Exercise details: Copy every line with the string "Sold" in it.

Source records
::::
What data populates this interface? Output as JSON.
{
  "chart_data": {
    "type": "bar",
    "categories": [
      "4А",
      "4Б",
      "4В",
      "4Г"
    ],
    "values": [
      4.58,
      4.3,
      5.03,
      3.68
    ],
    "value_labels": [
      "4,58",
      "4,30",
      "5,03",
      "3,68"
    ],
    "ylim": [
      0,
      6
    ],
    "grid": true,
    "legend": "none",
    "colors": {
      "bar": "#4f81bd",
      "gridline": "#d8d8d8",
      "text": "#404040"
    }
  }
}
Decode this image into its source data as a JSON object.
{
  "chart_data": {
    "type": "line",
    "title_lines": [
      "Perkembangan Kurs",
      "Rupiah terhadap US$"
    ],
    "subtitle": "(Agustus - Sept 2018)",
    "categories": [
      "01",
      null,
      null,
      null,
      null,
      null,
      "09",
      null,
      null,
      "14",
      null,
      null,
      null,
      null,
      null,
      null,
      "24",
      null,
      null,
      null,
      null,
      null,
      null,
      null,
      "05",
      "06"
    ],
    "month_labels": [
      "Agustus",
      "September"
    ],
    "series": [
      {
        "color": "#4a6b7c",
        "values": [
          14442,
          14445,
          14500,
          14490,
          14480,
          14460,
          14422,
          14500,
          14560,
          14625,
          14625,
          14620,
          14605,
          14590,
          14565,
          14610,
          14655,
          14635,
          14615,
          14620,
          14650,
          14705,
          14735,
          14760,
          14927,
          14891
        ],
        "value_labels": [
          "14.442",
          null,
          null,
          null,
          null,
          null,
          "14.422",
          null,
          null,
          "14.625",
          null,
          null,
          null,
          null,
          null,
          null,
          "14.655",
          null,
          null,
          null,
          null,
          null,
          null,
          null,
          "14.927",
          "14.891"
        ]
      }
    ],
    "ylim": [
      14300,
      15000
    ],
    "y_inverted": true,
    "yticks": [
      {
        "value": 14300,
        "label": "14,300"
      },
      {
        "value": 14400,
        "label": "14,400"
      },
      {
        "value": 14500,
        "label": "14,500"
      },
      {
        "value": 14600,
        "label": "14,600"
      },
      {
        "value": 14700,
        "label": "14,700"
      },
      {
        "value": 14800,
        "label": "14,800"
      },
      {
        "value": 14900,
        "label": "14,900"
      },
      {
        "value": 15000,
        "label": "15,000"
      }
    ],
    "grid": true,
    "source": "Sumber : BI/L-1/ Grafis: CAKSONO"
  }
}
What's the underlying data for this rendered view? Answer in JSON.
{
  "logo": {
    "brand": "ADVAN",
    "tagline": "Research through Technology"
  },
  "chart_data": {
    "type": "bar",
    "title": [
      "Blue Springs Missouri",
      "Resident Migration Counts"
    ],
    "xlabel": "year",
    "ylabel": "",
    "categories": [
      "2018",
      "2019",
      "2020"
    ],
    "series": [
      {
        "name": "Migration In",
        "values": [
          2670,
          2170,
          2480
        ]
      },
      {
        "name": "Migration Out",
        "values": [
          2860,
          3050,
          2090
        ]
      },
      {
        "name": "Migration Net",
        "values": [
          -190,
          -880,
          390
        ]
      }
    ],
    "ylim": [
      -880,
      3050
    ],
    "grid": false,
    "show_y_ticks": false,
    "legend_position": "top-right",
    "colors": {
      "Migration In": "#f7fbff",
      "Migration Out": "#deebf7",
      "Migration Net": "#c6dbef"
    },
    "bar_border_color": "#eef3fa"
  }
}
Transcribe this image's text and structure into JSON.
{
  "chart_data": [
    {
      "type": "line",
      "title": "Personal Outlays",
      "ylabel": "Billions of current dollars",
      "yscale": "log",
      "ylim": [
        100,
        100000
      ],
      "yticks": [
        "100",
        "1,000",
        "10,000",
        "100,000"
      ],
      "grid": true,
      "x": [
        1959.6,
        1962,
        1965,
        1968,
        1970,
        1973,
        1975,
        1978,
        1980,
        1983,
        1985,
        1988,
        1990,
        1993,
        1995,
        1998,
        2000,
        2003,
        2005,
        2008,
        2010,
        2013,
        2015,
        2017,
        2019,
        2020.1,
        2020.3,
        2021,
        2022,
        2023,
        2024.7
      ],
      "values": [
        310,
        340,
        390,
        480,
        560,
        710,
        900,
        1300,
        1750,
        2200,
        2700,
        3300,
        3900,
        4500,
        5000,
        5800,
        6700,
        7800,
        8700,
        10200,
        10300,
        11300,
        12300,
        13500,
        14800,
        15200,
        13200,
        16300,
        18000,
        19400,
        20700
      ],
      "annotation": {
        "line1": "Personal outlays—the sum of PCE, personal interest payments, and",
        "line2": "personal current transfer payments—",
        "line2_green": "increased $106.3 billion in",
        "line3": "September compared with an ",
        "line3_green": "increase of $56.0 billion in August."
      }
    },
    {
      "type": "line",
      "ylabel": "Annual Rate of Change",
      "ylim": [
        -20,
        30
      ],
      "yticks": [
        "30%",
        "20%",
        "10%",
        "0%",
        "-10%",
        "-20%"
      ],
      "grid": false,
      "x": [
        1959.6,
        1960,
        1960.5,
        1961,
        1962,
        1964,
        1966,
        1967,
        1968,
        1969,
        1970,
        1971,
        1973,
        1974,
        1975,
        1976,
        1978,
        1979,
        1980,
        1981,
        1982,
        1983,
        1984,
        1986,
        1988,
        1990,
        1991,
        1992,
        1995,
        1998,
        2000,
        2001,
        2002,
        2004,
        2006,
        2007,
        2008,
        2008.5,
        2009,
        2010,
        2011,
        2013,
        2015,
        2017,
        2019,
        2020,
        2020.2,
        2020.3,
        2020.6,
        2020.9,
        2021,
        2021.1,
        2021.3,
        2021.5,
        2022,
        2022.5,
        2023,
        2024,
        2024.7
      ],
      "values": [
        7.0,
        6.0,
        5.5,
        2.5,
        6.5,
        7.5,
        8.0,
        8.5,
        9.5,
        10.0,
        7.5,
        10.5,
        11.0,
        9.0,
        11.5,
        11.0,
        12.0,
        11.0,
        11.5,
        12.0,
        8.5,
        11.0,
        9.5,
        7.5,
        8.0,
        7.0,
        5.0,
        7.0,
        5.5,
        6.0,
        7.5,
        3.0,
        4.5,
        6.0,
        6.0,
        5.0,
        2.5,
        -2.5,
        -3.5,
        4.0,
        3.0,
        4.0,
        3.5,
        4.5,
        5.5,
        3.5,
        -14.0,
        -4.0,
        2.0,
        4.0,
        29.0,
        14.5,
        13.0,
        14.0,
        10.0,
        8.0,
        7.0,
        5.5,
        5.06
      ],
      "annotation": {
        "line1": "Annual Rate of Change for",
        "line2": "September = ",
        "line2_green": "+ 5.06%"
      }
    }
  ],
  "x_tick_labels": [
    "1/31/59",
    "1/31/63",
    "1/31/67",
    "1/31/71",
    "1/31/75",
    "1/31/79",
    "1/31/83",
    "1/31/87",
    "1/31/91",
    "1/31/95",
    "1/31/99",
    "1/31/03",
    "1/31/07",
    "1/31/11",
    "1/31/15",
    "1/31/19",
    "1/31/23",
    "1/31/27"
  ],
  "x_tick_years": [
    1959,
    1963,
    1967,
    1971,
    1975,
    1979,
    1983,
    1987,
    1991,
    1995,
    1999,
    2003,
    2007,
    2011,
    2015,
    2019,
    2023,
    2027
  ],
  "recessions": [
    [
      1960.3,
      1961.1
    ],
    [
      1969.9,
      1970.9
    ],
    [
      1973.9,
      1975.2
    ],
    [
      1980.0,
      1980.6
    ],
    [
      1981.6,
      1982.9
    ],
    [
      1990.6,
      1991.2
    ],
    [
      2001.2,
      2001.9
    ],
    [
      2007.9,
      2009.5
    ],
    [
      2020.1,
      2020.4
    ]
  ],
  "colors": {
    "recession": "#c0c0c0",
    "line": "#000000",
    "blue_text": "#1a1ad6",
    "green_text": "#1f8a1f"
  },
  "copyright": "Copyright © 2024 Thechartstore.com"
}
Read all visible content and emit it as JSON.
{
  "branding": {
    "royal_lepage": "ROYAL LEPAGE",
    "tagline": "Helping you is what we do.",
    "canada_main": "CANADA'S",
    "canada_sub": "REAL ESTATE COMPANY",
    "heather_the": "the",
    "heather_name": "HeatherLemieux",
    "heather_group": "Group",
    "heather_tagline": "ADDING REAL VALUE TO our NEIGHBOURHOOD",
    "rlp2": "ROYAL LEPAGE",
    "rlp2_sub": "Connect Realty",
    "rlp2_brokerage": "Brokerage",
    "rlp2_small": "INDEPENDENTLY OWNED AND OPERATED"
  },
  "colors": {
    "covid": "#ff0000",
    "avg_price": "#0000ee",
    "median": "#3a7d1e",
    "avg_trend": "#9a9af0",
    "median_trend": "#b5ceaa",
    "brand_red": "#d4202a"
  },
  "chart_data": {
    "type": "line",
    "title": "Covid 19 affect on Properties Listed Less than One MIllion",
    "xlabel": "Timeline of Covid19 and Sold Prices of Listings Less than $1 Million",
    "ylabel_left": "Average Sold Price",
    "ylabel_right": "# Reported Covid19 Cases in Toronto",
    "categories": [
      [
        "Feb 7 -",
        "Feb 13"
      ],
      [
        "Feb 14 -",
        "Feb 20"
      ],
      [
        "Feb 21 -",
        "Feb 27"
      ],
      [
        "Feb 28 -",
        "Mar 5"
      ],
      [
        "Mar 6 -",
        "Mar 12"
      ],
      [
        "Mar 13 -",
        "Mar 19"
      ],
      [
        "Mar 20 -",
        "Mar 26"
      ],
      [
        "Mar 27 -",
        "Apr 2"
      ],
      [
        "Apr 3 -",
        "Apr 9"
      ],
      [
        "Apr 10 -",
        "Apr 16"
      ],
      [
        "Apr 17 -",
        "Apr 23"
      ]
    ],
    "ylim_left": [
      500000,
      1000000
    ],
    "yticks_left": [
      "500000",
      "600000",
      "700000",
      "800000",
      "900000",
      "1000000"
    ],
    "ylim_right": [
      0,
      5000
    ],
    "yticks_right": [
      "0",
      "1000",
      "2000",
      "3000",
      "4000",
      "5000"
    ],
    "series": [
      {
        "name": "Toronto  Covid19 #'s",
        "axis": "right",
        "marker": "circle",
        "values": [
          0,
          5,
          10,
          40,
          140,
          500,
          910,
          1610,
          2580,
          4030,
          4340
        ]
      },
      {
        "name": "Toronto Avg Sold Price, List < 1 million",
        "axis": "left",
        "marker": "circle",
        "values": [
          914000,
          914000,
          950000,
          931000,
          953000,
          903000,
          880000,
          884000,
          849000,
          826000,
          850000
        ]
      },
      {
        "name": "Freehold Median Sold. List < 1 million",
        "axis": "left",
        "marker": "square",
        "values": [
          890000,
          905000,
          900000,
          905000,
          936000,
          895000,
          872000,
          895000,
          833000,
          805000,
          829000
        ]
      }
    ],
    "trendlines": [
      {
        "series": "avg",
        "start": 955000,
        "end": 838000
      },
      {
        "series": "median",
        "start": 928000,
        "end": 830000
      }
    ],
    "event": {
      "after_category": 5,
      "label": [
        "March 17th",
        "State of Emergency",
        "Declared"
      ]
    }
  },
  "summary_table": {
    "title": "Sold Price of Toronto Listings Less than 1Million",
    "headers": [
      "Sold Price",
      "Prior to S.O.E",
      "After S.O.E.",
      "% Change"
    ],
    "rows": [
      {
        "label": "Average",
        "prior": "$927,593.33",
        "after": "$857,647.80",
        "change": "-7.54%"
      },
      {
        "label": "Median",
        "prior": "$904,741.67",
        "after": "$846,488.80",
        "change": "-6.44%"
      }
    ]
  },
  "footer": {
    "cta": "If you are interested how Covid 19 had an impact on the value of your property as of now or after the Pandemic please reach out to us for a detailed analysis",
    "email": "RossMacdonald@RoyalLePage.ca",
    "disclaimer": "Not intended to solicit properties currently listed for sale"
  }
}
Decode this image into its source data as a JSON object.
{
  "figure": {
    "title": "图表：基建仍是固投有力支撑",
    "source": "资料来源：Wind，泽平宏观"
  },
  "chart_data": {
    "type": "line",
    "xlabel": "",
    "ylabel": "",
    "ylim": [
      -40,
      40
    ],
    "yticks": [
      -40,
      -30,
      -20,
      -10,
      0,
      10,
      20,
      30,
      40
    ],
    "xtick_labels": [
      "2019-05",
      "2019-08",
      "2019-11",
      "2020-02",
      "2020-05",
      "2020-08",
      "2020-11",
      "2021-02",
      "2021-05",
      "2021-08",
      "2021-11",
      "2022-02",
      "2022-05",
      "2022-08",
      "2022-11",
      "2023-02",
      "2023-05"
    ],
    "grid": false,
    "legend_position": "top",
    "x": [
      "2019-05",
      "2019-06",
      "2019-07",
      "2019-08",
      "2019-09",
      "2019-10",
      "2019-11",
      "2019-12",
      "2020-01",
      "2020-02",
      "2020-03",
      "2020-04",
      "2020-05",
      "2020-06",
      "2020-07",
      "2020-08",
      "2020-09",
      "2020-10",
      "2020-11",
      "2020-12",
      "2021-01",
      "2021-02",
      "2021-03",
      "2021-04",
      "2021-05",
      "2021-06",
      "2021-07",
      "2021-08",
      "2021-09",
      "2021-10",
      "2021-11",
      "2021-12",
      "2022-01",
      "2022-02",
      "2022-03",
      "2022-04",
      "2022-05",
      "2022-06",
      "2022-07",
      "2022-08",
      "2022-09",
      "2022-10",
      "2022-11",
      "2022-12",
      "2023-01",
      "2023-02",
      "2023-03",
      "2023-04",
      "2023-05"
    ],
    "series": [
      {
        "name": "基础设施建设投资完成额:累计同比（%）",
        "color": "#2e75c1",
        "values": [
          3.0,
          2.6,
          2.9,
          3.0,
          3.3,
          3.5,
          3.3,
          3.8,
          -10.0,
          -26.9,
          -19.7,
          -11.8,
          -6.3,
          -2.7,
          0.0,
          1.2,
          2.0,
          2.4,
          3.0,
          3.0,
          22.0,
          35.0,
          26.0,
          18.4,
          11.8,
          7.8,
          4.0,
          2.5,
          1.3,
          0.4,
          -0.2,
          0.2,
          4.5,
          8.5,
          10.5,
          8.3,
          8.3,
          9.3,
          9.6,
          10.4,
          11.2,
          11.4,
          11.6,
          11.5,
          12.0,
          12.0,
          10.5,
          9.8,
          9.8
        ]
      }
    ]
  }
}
::::
Solution to the problem:
    "xlabel": "Timeline of Covid19 and Sold Prices of Listings Less than $1 Million",
    "ylabel_left": "Average Sold Price",
        "name": "Toronto Avg Sold Price, List < 1 million",
        "name": "Freehold Median Sold. List < 1 million",
    "title": "Sold Price of Toronto Listings Less than 1Million",
      "Sold Price",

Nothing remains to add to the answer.